Reproduce the closing part of the entries exactly: the line with "Extract the structured" and all lines after it, ending with the last line, and nothing else.

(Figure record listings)
## start

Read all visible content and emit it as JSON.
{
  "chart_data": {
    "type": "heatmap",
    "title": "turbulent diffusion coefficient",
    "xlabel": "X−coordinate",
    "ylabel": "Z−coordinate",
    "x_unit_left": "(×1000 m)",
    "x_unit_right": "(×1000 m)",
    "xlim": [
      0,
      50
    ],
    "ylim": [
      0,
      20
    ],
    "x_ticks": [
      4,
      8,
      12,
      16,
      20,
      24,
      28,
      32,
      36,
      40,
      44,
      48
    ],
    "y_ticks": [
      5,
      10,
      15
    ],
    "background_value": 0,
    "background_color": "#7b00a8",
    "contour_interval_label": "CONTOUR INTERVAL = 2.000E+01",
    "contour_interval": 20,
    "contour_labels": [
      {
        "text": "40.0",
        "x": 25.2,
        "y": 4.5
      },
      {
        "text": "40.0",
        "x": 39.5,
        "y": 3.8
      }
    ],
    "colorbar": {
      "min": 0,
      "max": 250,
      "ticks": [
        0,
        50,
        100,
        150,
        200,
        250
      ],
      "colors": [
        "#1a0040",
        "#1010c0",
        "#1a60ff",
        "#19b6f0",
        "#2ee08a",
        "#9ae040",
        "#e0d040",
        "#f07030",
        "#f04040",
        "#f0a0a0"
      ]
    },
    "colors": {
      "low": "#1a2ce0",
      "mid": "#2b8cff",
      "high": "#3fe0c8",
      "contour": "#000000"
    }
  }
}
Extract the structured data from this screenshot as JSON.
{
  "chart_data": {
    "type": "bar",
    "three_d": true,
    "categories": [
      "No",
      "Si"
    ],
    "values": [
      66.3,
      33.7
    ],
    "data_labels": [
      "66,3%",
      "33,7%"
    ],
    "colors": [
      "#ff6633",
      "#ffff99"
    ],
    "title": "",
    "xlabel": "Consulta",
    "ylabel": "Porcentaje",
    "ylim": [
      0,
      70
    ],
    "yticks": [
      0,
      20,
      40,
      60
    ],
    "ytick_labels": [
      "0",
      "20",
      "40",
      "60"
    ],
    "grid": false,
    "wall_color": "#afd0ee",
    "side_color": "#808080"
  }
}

## end

▶ [Finished exercise]
Extract the structured data from this screenshot as JSON.
{
  "chart_data": {
    "type": "bar",
    "three_d": true,
    "categories": [
      "No",
      "Si"
    ],
    "values": [
      66.3,
      33.7
    ],
    "data_labels": [
      "66,3%",
      "33,7%"
    ],
    "colors": [
      "#ff6633",
      "#ffff99"
    ],
    "title": "",
    "xlabel": "Consulta",
    "ylabel": "Porcentaje",
    "ylim": [
      0,
      70
    ],
    "yticks": [
      0,
      20,
      40,
      60
    ],
    "ytick_labels": [
      "0",
      "20",
      "40",
      "60"
    ],
    "grid": false,
    "wall_color": "#afd0ee",
    "side_color": "#808080"
  }
}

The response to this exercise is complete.